● Provided records
━━━━━━━━━━━━━━━━
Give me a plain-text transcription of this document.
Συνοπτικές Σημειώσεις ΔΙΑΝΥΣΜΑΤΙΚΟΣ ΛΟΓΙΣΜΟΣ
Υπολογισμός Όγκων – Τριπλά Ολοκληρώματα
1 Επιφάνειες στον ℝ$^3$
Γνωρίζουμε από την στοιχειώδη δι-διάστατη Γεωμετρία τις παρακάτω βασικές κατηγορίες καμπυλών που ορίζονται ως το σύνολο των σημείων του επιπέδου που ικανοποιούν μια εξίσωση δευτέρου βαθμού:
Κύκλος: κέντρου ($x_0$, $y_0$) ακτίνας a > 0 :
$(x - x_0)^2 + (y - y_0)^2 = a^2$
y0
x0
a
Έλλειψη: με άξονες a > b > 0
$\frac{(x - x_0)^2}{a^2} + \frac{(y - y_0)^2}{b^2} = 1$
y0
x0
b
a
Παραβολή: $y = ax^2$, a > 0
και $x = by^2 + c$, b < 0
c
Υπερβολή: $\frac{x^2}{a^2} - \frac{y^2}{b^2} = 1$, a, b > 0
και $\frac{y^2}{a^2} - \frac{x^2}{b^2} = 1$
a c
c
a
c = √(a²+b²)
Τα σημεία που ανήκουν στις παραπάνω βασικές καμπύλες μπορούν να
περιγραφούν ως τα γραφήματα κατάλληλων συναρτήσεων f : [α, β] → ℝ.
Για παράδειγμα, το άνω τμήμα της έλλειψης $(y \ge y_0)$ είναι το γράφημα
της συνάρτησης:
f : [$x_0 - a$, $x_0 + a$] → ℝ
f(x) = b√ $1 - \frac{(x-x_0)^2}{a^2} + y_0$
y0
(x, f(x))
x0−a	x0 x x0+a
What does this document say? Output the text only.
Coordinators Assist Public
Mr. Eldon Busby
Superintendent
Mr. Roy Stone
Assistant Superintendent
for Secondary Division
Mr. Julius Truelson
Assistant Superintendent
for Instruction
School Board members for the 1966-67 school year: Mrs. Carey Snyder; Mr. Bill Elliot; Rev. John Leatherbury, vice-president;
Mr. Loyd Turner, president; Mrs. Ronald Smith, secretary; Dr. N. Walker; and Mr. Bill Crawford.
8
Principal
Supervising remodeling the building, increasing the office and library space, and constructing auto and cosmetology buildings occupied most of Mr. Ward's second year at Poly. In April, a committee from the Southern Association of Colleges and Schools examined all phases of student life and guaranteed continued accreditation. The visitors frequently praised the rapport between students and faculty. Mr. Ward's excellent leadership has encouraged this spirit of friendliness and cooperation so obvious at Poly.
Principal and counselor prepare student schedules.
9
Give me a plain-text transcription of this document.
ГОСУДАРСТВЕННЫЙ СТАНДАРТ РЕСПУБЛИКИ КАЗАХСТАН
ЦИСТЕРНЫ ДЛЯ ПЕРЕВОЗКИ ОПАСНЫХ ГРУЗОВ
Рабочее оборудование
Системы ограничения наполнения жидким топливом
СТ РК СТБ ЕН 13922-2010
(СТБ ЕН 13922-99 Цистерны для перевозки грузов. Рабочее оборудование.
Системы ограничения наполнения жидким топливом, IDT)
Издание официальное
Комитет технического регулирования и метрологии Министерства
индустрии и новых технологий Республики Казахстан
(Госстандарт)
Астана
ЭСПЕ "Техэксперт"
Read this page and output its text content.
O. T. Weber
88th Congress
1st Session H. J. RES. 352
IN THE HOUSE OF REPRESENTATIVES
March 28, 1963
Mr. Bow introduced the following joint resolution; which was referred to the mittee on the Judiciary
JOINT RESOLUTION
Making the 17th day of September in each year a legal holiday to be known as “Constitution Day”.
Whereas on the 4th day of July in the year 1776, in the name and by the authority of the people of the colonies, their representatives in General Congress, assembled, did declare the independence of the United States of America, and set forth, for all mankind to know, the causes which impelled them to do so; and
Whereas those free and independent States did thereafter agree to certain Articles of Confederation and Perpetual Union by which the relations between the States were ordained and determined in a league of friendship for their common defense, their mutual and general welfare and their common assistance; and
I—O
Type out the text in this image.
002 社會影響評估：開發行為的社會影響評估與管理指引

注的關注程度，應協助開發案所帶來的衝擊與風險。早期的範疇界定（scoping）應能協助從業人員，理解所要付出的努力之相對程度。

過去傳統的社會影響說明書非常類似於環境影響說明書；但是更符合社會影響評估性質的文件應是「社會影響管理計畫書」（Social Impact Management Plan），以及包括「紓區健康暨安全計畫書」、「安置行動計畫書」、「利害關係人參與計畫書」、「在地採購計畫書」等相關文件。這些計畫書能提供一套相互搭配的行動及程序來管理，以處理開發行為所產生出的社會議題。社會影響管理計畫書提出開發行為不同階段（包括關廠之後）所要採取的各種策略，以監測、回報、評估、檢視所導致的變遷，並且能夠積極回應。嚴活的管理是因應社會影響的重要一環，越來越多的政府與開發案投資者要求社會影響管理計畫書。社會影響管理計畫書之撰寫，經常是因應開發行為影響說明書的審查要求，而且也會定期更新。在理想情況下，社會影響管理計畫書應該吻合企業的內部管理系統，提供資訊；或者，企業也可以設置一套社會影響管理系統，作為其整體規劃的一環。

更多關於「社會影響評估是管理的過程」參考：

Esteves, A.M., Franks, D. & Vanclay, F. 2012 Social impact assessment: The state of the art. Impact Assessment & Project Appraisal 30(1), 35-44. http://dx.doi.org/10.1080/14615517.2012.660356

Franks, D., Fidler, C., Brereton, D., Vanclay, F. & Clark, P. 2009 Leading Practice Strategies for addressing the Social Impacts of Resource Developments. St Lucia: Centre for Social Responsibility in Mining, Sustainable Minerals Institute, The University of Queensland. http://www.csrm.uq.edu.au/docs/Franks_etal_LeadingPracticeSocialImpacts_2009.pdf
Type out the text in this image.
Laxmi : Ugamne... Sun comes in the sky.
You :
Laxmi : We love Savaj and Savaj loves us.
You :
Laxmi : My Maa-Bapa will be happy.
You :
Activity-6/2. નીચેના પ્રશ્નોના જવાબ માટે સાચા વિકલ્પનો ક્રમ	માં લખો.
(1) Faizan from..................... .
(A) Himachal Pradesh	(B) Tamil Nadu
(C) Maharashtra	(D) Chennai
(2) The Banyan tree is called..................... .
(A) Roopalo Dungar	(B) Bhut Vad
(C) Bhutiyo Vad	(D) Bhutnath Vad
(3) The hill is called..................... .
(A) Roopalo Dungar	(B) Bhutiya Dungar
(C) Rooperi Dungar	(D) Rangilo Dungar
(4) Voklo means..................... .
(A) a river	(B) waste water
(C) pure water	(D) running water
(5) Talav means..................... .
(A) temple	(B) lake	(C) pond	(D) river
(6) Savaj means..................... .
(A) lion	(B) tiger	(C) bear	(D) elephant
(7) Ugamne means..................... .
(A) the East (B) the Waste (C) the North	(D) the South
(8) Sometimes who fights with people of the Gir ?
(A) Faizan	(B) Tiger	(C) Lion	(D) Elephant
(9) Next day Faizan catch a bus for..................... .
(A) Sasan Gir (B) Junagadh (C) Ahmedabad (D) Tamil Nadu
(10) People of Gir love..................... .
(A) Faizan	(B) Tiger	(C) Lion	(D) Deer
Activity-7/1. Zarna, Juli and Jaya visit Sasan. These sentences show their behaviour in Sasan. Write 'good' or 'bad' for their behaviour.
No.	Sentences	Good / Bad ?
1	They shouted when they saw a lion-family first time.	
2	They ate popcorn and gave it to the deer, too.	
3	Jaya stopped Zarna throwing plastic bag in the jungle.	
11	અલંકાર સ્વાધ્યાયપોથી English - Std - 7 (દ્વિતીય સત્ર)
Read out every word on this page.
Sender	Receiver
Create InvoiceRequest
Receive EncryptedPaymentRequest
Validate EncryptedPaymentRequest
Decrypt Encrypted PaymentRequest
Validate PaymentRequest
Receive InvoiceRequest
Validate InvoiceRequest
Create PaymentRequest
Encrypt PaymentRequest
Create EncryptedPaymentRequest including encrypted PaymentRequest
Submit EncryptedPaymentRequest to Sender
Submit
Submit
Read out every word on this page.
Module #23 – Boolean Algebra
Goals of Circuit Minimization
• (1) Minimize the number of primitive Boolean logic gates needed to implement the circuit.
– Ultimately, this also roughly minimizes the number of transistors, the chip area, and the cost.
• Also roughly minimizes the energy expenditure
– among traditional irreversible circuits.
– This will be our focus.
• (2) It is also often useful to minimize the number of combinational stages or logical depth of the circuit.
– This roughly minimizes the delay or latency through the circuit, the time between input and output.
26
━━━━━━━━━━━━━━━━
● Given request
List each line of the records that holds the string "Рабочее".

● The solution
Рабочее оборудование
(СТБ ЕН 13922-99 Цистерны для перевозки грузов. Рабочее оборудование.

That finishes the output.